Write the data out again exactly, dropping any images it holds.

━━━━━━━━━━━━━━━━

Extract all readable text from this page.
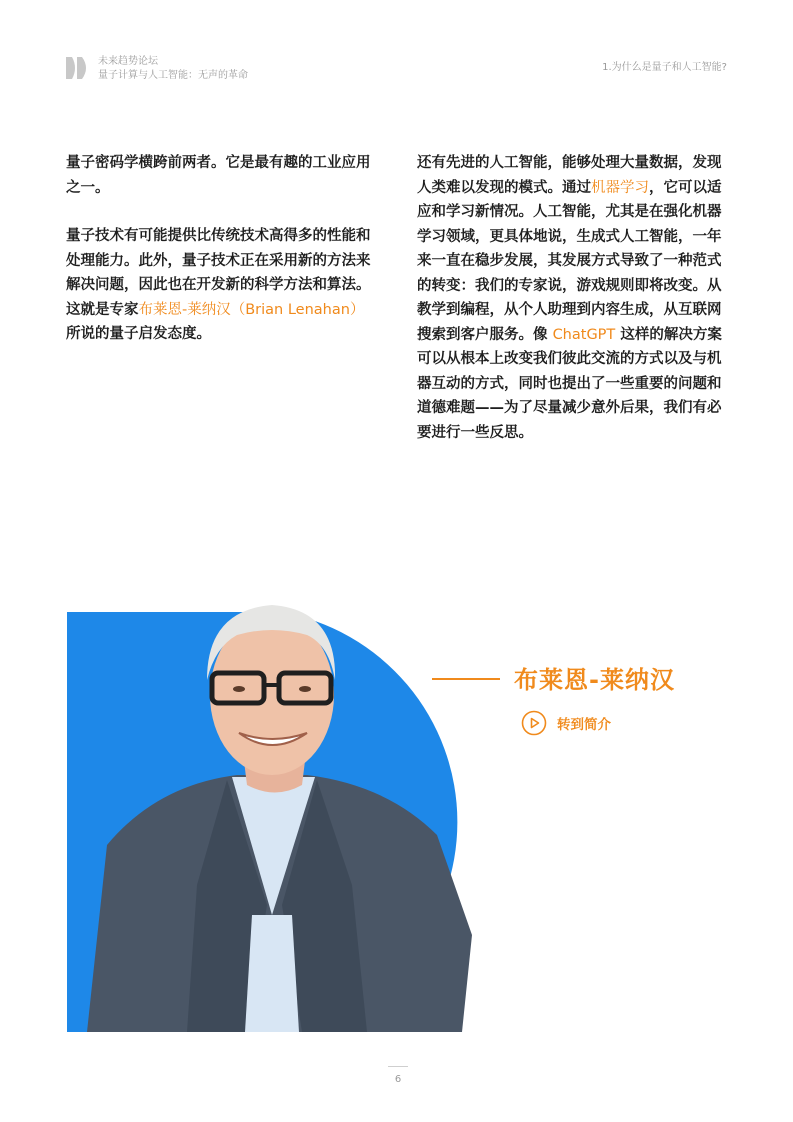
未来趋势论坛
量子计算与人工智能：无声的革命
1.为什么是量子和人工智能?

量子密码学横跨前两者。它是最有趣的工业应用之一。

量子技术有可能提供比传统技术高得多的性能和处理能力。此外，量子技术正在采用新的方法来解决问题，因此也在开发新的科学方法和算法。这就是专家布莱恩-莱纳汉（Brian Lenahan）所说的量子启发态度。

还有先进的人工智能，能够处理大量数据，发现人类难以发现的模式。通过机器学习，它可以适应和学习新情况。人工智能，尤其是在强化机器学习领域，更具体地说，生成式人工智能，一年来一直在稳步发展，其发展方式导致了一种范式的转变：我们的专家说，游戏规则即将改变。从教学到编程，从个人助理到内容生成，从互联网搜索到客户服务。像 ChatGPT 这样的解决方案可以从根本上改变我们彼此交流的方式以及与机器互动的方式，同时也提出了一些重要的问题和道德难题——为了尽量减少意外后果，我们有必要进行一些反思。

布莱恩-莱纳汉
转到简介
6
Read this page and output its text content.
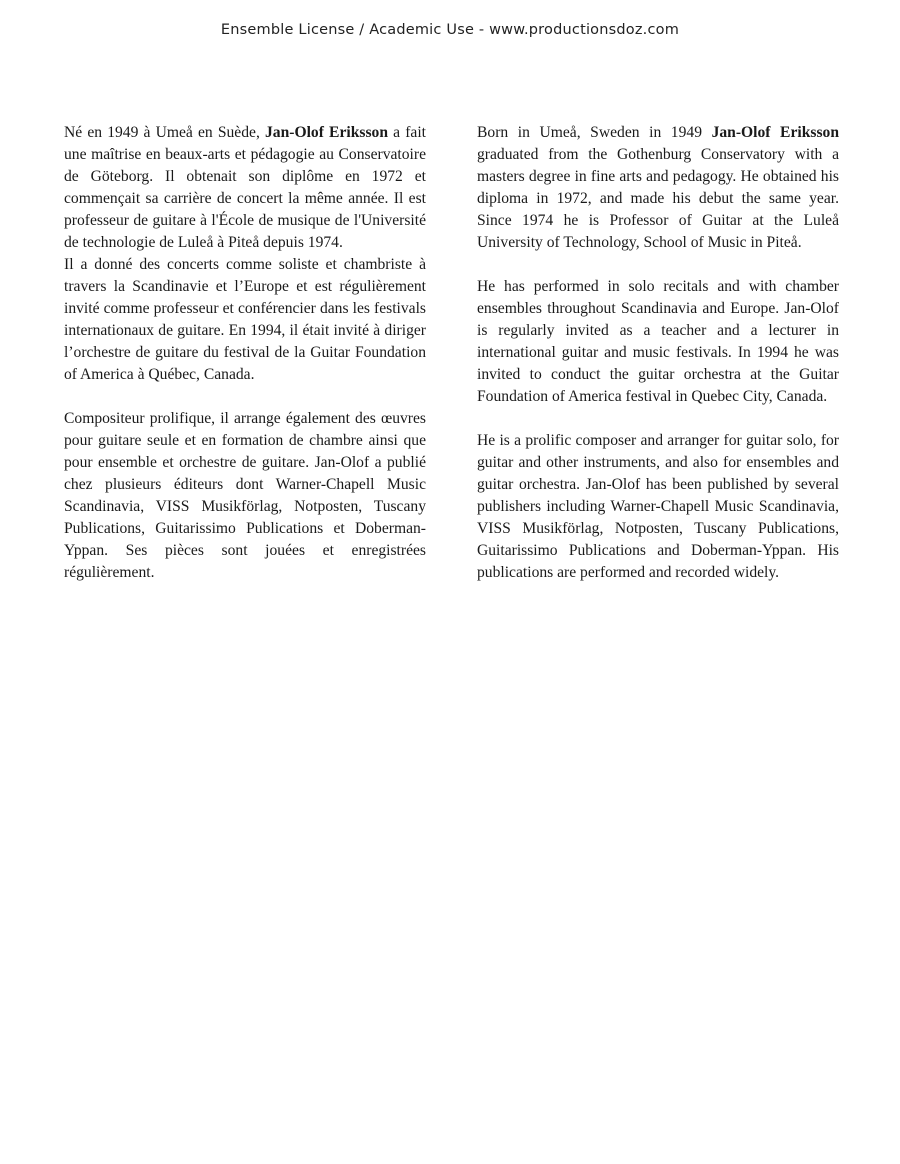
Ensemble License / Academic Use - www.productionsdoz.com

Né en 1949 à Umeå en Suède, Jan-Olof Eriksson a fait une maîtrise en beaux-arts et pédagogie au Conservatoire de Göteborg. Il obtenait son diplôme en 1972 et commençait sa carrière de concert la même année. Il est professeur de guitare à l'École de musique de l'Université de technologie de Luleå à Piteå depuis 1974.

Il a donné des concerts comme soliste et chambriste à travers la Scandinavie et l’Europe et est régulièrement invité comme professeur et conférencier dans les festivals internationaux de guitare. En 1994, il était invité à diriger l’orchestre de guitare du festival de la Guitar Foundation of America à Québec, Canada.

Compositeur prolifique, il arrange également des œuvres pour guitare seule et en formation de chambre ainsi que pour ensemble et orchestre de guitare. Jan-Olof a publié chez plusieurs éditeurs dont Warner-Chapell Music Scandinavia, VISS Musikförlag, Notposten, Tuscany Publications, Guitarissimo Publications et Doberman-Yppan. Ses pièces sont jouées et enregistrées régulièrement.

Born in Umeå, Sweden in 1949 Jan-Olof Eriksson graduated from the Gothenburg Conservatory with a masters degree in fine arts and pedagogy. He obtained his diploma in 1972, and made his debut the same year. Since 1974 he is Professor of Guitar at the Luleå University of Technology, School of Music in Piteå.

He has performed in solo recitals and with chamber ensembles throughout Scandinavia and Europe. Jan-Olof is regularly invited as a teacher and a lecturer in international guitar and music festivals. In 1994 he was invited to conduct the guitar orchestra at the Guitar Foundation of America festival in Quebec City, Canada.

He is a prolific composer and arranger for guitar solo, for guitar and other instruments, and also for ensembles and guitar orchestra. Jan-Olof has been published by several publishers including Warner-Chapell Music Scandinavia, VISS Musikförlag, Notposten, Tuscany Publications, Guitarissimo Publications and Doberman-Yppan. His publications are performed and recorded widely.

━━━━━━━━━━━━━━━━

▸ **FINAL RESULT**
Extract all readable text from this page.
未来趋势论坛
量子计算与人工智能：无声的革命
1.为什么是量子和人工智能?

量子密码学横跨前两者。它是最有趣的工业应用之一。

量子技术有可能提供比传统技术高得多的性能和处理能力。此外，量子技术正在采用新的方法来解决问题，因此也在开发新的科学方法和算法。这就是专家布莱恩-莱纳汉（Brian Lenahan）所说的量子启发态度。

还有先进的人工智能，能够处理大量数据，发现人类难以发现的模式。通过机器学习，它可以适应和学习新情况。人工智能，尤其是在强化机器学习领域，更具体地说，生成式人工智能，一年来一直在稳步发展，其发展方式导致了一种范式的转变：我们的专家说，游戏规则即将改变。从教学到编程，从个人助理到内容生成，从互联网搜索到客户服务。像 ChatGPT 这样的解决方案可以从根本上改变我们彼此交流的方式以及与机器互动的方式，同时也提出了一些重要的问题和道德难题——为了尽量减少意外后果，我们有必要进行一些反思。

布莱恩-莱纳汉
转到简介
6
Read this page and output its text content.
Ensemble License / Academic Use - www.productionsdoz.com

Né en 1949 à Umeå en Suède, Jan-Olof Eriksson a fait une maîtrise en beaux-arts et pédagogie au Conservatoire de Göteborg. Il obtenait son diplôme en 1972 et commençait sa carrière de concert la même année. Il est professeur de guitare à l'École de musique de l'Université de technologie de Luleå à Piteå depuis 1974.

Il a donné des concerts comme soliste et chambriste à travers la Scandinavie et l’Europe et est régulièrement invité comme professeur et conférencier dans les festivals internationaux de guitare. En 1994, il était invité à diriger l’orchestre de guitare du festival de la Guitar Foundation of America à Québec, Canada.

Compositeur prolifique, il arrange également des œuvres pour guitare seule et en formation de chambre ainsi que pour ensemble et orchestre de guitare. Jan-Olof a publié chez plusieurs éditeurs dont Warner-Chapell Music Scandinavia, VISS Musikförlag, Notposten, Tuscany Publications, Guitarissimo Publications et Doberman-Yppan. Ses pièces sont jouées et enregistrées régulièrement.

Born in Umeå, Sweden in 1949 Jan-Olof Eriksson graduated from the Gothenburg Conservatory with a masters degree in fine arts and pedagogy. He obtained his diploma in 1972, and made his debut the same year. Since 1974 he is Professor of Guitar at the Luleå University of Technology, School of Music in Piteå.

He has performed in solo recitals and with chamber ensembles throughout Scandinavia and Europe. Jan-Olof is regularly invited as a teacher and a lecturer in international guitar and music festivals. In 1994 he was invited to conduct the guitar orchestra at the Guitar Foundation of America festival in Quebec City, Canada.

He is a prolific composer and arranger for guitar solo, for guitar and other instruments, and also for ensembles and guitar orchestra. Jan-Olof has been published by several publishers including Warner-Chapell Music Scandinavia, VISS Musikförlag, Notposten, Tuscany Publications, Guitarissimo Publications and Doberman-Yppan. His publications are performed and recorded widely.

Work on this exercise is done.